▸ STATED GOAL
Type out the material below exactly.

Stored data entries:
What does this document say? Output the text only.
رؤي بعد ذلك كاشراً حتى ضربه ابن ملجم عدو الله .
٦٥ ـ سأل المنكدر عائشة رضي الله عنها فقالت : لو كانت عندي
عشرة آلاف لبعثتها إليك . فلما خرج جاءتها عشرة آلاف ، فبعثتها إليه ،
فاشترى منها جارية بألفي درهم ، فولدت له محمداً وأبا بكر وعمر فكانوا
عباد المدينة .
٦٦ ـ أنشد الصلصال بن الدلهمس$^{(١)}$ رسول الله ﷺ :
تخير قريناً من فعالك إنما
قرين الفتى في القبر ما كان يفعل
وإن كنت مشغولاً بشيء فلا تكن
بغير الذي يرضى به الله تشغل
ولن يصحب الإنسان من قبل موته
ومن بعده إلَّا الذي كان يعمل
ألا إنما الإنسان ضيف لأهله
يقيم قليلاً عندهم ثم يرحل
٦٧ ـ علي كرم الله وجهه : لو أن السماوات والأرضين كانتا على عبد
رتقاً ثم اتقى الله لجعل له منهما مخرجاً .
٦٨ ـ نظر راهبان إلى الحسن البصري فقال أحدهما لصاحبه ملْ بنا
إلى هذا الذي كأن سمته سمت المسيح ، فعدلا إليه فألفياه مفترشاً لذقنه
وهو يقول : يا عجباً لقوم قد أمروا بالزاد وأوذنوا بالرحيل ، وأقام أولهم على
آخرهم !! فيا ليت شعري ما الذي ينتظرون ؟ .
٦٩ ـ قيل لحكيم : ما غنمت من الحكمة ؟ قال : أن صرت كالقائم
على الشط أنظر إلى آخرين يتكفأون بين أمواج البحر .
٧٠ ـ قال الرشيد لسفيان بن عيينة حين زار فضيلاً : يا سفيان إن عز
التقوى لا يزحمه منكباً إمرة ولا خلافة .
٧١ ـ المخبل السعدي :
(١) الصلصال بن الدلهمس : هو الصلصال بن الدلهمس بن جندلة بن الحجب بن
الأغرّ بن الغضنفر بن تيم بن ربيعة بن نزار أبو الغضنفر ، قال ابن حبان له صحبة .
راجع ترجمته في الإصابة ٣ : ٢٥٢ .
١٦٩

▸ EXERCISE SOLUTION
What does this document say? Output the text only.
رؤي بعد ذلك كاشراً حتى ضربه ابن ملجم عدو الله .
٦٥ ـ سأل المنكدر عائشة رضي الله عنها فقالت : لو كانت عندي
عشرة آلاف لبعثتها إليك . فلما خرج جاءتها عشرة آلاف ، فبعثتها إليه ،
فاشترى منها جارية بألفي درهم ، فولدت له محمداً وأبا بكر وعمر فكانوا
عباد المدينة .
٦٦ ـ أنشد الصلصال بن الدلهمس$^{(١)}$ رسول الله ﷺ :
تخير قريناً من فعالك إنما
قرين الفتى في القبر ما كان يفعل
وإن كنت مشغولاً بشيء فلا تكن
بغير الذي يرضى به الله تشغل
ولن يصحب الإنسان من قبل موته
ومن بعده إلَّا الذي كان يعمل
ألا إنما الإنسان ضيف لأهله
يقيم قليلاً عندهم ثم يرحل
٦٧ ـ علي كرم الله وجهه : لو أن السماوات والأرضين كانتا على عبد
رتقاً ثم اتقى الله لجعل له منهما مخرجاً .
٦٨ ـ نظر راهبان إلى الحسن البصري فقال أحدهما لصاحبه ملْ بنا
إلى هذا الذي كأن سمته سمت المسيح ، فعدلا إليه فألفياه مفترشاً لذقنه
وهو يقول : يا عجباً لقوم قد أمروا بالزاد وأوذنوا بالرحيل ، وأقام أولهم على
آخرهم !! فيا ليت شعري ما الذي ينتظرون ؟ .
٦٩ ـ قيل لحكيم : ما غنمت من الحكمة ؟ قال : أن صرت كالقائم
على الشط أنظر إلى آخرين يتكفأون بين أمواج البحر .
٧٠ ـ قال الرشيد لسفيان بن عيينة حين زار فضيلاً : يا سفيان إن عز
التقوى لا يزحمه منكباً إمرة ولا خلافة .
٧١ ـ المخبل السعدي :
(١) الصلصال بن الدلهمس : هو الصلصال بن الدلهمس بن جندلة بن الحجب بن
الأغرّ بن الغضنفر بن تيم بن ربيعة بن نزار أبو الغضنفر ، قال ابن حبان له صحبة .
راجع ترجمته في الإصابة ٣ : ٢٥٢ .
١٦٩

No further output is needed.